*GIVEN REQUEST*. How many lines in the records below hold the string "náměstí"? Answer with the number alone.

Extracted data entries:

>>

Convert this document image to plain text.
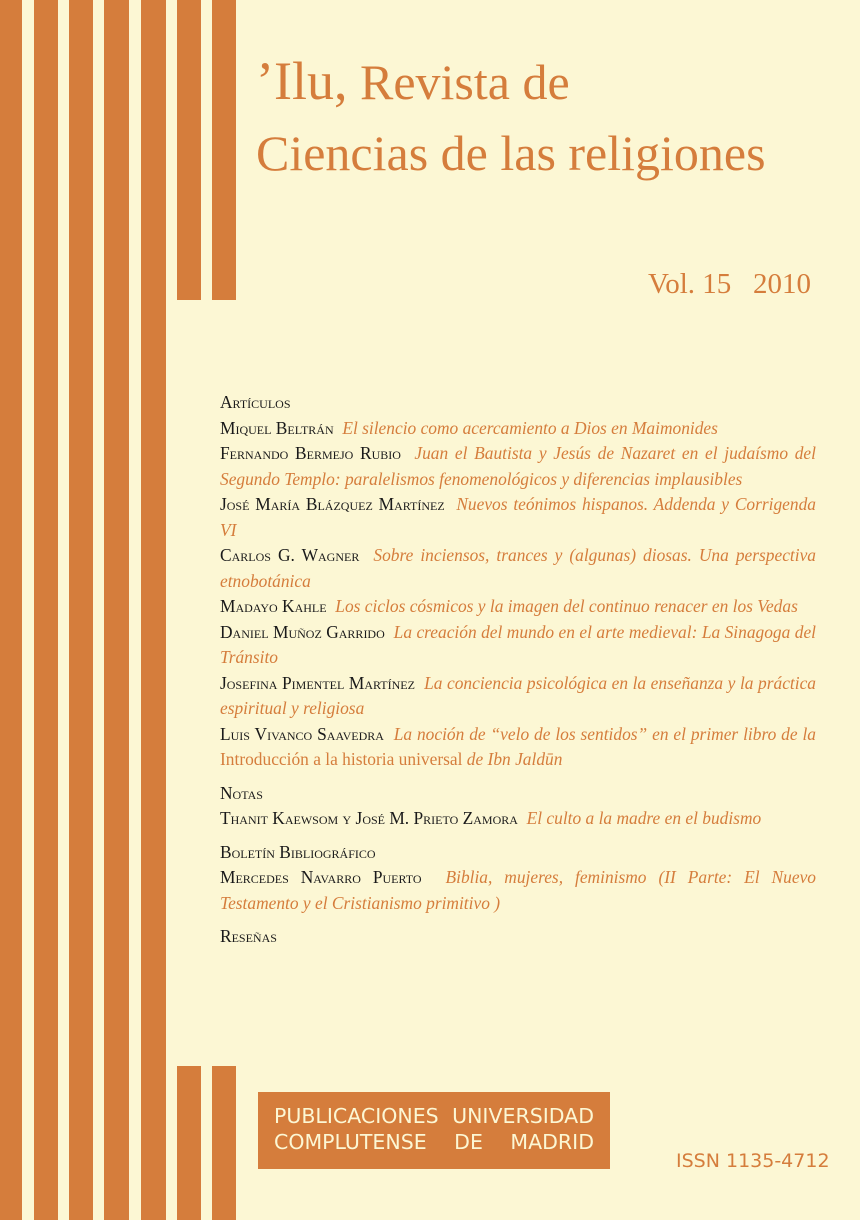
’Ilu, Revista de
Ciencias de las religiones
Vol. 15 2010
Artículos
Miquel Beltrán El silencio como acercamiento a Dios en Maimonides
Fernando Bermejo Rubio Juan el Bautista y Jesús de Nazaret en el judaísmo del Segundo Templo: paralelismos fenomenológicos y diferencias implausibles
José María Blázquez Martínez Nuevos teónimos hispanos. Addenda y Corrigenda VI
Carlos G. Wagner Sobre inciensos, trances y (algunas) diosas. Una perspectiva etnobotánica
Madayo Kahle Los ciclos cósmicos y la imagen del continuo renacer en los Vedas
Daniel Muñoz Garrido La creación del mundo en el arte medieval: La Sinagoga del Tránsito
Josefina Pimentel Martínez La conciencia psicológica en la enseñanza y la práctica espiritual y religiosa
Luis Vivanco Saavedra La noción de “velo de los sentidos” en el primer libro de la Introducción a la historia universal de Ibn Jaldūn
Notas
Thanit Kaewsom y José M. Prieto Zamora El culto a la madre en el budismo
Boletín Bibliográfico
Mercedes Navarro Puerto Biblia, mujeres, feminismo (II Parte: El Nuevo Testamento y el Cristianismo primitivo )
Reseñas
PUBLICACIONES UNIVERSIDAD
COMPLUTENSE DE MADRID
ISSN 1135-4712
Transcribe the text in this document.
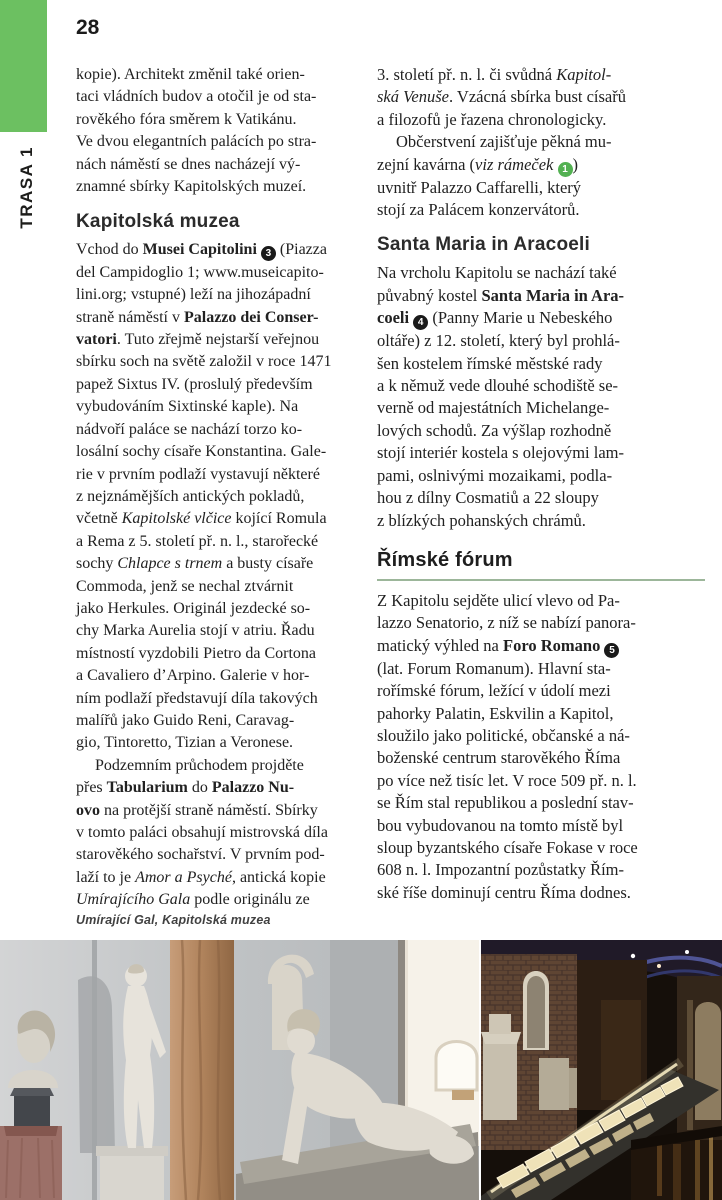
TRASA 1
28
kopie). Architekt změnil také orien-
taci vládních budov a otočil je od sta-
rověkého fóra směrem k Vatikánu.
Ve dvou elegantních palácích po stra-
nách náměstí se dnes nacházejí vý-
znamné sbírky Kapitolských muzeí.
Kapitolská muzea
Vchod do Musei Capitolini 3 (Piazza
del Campidoglio 1; www.museicapito-
lini.org; vstupné) leží na jihozápadní
straně náměstí v Palazzo dei Conser-
vatori. Tuto zřejmě nejstarší veřejnou
sbírku soch na světě založil v roce 1471
papež Sixtus IV. (proslulý především
vybudováním Sixtinské kaple). Na
nádvoří paláce se nachází torzo ko-
losální sochy císaře Konstantina. Gale-
rie v prvním podlaží vystavují některé
z nejznámějších antických pokladů,
včetně Kapitolské vlčice kojící Romula
a Rema z 5. století př. n. l., starořecké
sochy Chlapce s trnem a busty císaře
Commoda, jenž se nechal ztvárnit
jako Herkules. Originál jezdecké so-
chy Marka Aurelia stojí v atriu. Řadu
místností vyzdobili Pietro da Cortona
a Cavaliero d’Arpino. Galerie v hor-
ním podlaží představují díla takových
malířů jako Guido Reni, Caravag-
gio, Tintoretto, Tizian a Veronese.
Podzemním průchodem projděte
přes Tabularium do Palazzo Nu-
ovo na protější straně náměstí. Sbírky
v tomto paláci obsahují mistrovská díla
starověkého sochařství. V prvním pod-
laží to je Amor a Psyché, antická kopie
Umírajícího Gala podle originálu ze
3. století př. n. l. či svůdná Kapitol-
ská Venuše. Vzácná sbírka bust císařů
a filozofů je řazena chronologicky.
Občerstvení zajišťuje pěkná mu-
zejní kavárna (viz rámeček 1 )
uvnitř Palazzo Caffarelli, který
stojí za Palácem konzervátorů.
Santa Maria in Aracoeli
Na vrcholu Kapitolu se nachází také
půvabný kostel Santa Maria in Ara-
coeli 4 (Panny Marie u Nebeského
oltáře) z 12. století, který byl prohlá-
šen kostelem římské městské rady
a k němuž vede dlouhé schodiště se-
verně od majestátních Michelange-
lových schodů. Za výšlap rozhodně
stojí interiér kostela s olejovými lam-
pami, oslnivými mozaikami, podla-
hou z dílny Cosmatiů a 22 sloupy
z blízkých pohanských chrámů.
Římské fórum
Z Kapitolu sejděte ulicí vlevo od Pa-
lazzo Senatorio, z níž se nabízí panora-
matický výhled na Foro Romano 5
(lat. Forum Romanum). Hlavní sta-
rořímské fórum, ležící v údolí mezi
pahorky Palatin, Eskvilin a Kapitol,
sloužilo jako politické, občanské a ná-
boženské centrum starověkého Říma
po více než tisíc let. V roce 509 př. n. l.
se Řím stal republikou a poslední stav-
bou vybudovanou na tomto místě byl
sloup byzantského císaře Fokase v roce
608 n. l. Impozantní pozůstatky Řím-
ské říše dominují centru Říma dodnes.
Umírající Gal, Kapitolská muzea
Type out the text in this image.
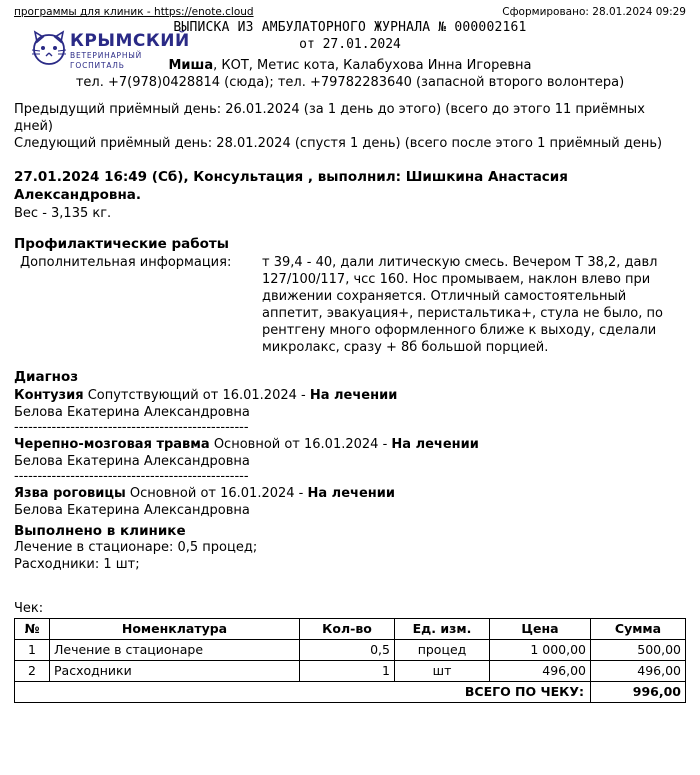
программы для клиник - https://enote.cloud	Сформировано: 28.01.2024 09:29
КРЫМСКИЙ
ВЕТЕРИНАРНЫЙ ГОСПИТАЛЬ
ВЫПИСКА ИЗ АМБУЛАТОРНОГО ЖУРНАЛА № 000002161
от 27.01.2024
Миша, КОТ, Метис кота, Калабухова Инна Игоревна
тел. +7(978)0428814 (сюда); тел. +79782283640 (запасной второго волонтера)

Предыдущий приёмный день: 26.01.2024 (за 1 день до этого) (всего до этого 11 приёмных дней)

Следующий приёмный день: 28.01.2024 (спустя 1 день) (всего после этого 1 приёмный день)

27.01.2024 16:49 (Сб), Консультация , выполнил: Шишкина Анастасия Александровна.
Вес - 3,135 кг.
Профилактические работы
Дополнительная информация:	т 39,4 - 40, дали литическую смесь. Вечером Т 38,2, давл 127/100/117, чсс 160. Нос промываем, наклон влево при движении сохраняется. Отличный самостоятельный аппетит, эвакуация+, перистальтика+, стула не было, по рентгену много оформленного ближе к выходу, сделали микролакс, сразу + 8б большой порцией.
Диагноз
Контузия Сопутствующий от 16.01.2024 - На лечении
Белова Екатерина Александровна
--------------------------------------------------
Черепно-мозговая травма Основной от 16.01.2024 - На лечении
Белова Екатерина Александровна
--------------------------------------------------
Язва роговицы Основной от 16.01.2024 - На лечении
Белова Екатерина Александровна
Выполнено в клинике
Лечение в стационаре: 0,5 процед;
Расходники: 1 шт;
Чек:
№	Номенклатура	Кол-во	Ед. изм.	Цена	Сумма
1	Лечение в стационаре	0,5	процед	1 000,00	500,00
2	Расходники	1	шт	496,00	496,00
ВСЕГО ПО ЧЕКУ:					996,00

<<

*FINAL RESULT*. 3